**ОТРЫВОК ТЕКСТА:**
══════
Что делал Гильом Тулузский в течение следующих десяти лет – мы не знаем. Хроники и иные источники молчат. Не сообщает каких-либо подробностей и более позднее (и во многом основывающееся на легендах) латинское житие. Видимо, Гильом занимался какой-то административной деятельностью в Аквитанском королевстве, усмирял бунтующих гасконцев, собирал силы для новой военной конфронтации с сарацинами. В 803 г. граф Гильом принял участие в походе на Барселону. Город был взят после довольно долгой осады, и была основана «Испанская марка» – пограничный укрепленный административный округ (соответствовавший современной Каталонии). Если хронисты сообщают об этом событии не очень многословно (особенно об участии в нем Гильома), то иначе поступили поэты. Придворный поэт Людовика Эрмольд Нигелл воспел эту осаду в первой книге своей латинской поэмы «Прославление Людовика», написанной в 826 г. Гильому Тулузскому здесь отведено одно из первых мест и как инициатору похода, и как его участнику. Это свидетельство Эрмольда чрезвычайно важно, пожалуй, важнее, чем упоминания хронистов и агиографов. В поэме Эрмольда Нигелла Гильом уже наделен целым рядом черт, которые затем войдут в легенды о нем: он мудрый советчик короля, отважный и опытный воитель, надежная опора королевского дома, гроза мавров.
В это время (т. е. вскоре после взятия Барселоны) Гильом сблизился с видным церковным деятелем своего времени – Витицей (750–821), сыном графа Магелонского. При пострижении в монахи (782) Витица принял имя Бенедикта и вошел в историю католической церкви под именем св. Бенедикта Анианского, реформатора бенедиктинского ордена и основателя ряда монастырей. В один из них – Анианский (недалеко от Монпелье) – Гильом сделал в 804 г. богатое пожертвование. В дарственном акте, датированном 15 декабря этого года, Гильом упоминает своих родителей Теодорика и Альду, братьев Теодорика и Теодуна, сестер Аббу и Берту, сыновей Виткара и Хидехельма, дочь Хеминбургу, жен Витбургу и Кунегунду: «Ego enim in Dei nomen Vuilhelmus… idcirco facinora mea minuanda vel de parentes meos qui defuncti sunt, id est genitore meo Teuderico et genetrice mea Aldane, et fratres meos Teodoino, et Teoderico et sorores meas Abbane et Bertane, et filios meos et filias meas Vuitcario et Hidehelmo et Helinbruch, uxores meas Vuitburgh et Cunegunde, pro nos omnibus superius nominatos dono…»[262].
══════
**ИЗВЛЕЧЁННЫЕ ДАННЫЕ:**

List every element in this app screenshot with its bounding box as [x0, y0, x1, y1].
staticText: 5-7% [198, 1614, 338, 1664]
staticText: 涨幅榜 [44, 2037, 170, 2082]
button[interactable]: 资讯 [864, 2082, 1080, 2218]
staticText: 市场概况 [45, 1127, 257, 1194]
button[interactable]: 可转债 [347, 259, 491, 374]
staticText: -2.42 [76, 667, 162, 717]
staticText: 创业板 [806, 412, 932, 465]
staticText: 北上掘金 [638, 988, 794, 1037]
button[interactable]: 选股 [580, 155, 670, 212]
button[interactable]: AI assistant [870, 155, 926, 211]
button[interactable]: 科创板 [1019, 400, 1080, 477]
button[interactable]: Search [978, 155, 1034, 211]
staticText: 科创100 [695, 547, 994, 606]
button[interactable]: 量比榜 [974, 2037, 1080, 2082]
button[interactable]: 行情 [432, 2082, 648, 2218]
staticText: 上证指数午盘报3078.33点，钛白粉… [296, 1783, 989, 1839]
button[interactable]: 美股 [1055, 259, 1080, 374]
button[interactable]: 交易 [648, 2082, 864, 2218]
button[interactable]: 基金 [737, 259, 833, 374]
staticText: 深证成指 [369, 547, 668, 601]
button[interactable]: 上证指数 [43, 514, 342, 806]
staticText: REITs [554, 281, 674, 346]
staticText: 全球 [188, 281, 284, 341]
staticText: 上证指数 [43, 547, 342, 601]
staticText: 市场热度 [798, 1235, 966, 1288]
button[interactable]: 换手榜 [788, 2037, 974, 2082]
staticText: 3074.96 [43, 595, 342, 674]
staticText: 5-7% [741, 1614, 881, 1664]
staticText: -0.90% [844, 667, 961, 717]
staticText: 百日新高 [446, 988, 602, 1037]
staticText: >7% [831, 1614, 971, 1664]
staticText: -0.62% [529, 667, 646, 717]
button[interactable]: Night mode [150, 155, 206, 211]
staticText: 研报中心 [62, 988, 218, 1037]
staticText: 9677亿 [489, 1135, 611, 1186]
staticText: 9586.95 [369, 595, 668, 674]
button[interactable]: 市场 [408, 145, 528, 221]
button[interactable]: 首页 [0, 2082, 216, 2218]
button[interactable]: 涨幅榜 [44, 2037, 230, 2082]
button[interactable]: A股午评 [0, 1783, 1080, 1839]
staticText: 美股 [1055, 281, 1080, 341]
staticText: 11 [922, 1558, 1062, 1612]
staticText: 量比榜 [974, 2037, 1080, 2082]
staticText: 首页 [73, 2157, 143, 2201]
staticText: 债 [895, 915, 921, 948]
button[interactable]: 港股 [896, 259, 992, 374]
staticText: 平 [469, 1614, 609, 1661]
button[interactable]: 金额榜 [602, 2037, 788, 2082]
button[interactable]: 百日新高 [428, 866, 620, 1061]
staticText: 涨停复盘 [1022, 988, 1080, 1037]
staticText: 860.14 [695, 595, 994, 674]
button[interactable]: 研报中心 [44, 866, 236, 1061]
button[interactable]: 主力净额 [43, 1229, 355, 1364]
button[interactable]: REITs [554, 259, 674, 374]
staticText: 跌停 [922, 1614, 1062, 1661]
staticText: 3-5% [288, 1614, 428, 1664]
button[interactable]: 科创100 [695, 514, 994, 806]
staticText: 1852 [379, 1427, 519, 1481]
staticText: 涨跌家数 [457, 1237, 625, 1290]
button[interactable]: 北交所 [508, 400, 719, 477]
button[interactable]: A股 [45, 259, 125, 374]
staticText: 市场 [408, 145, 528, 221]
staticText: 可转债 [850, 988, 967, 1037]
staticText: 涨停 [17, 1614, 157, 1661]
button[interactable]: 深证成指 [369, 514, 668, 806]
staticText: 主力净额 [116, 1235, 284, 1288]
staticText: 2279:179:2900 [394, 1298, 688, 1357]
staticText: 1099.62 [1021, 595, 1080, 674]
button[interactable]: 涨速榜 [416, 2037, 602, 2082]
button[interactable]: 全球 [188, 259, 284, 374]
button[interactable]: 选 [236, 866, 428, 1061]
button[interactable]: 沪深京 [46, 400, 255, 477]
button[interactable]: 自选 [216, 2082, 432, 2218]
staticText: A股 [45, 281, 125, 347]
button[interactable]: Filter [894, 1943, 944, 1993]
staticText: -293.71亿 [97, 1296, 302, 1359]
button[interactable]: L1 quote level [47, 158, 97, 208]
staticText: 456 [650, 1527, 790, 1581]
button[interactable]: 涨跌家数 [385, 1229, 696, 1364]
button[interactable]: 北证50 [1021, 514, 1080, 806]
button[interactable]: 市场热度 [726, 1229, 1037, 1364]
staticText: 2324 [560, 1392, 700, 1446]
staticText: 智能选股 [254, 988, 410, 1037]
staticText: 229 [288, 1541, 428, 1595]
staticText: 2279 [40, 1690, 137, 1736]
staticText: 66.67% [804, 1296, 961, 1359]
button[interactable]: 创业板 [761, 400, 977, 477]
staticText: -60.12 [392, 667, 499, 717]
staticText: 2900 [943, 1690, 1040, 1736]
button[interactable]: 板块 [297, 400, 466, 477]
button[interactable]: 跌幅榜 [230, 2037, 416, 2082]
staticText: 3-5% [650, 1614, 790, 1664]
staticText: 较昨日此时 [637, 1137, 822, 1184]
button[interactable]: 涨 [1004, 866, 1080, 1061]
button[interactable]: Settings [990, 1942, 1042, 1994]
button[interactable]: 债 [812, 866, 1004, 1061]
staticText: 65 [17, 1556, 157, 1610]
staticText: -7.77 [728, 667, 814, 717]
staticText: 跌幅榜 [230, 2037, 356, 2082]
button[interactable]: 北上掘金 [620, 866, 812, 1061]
══════
**ЗАДАНИЕ:**
Продолжите отрывок о Гильоме Тулузском, начиная сразу после его последнего предложения.

**ОТВЕТ:**
Через два года, в 806 г., недалеко от Анианы в живописном, но довольно уединенном и диком (и в наши дни) предгорий Цетрального Массива Гильом основал небольшую обитель Желлону, где он тихо и скончался в 812 г., то есть задолго до тех событий, о которых рассказывают наши поэмы.
В память о героической и подвижнической жизни Гильома Желлонский монастырь был переименован в Сан-Гильемскую Пустынь, существующую и поныне. Произошло это в XII в., когда легенды о Гильоме уже воплотились в большом числе эпических поэм.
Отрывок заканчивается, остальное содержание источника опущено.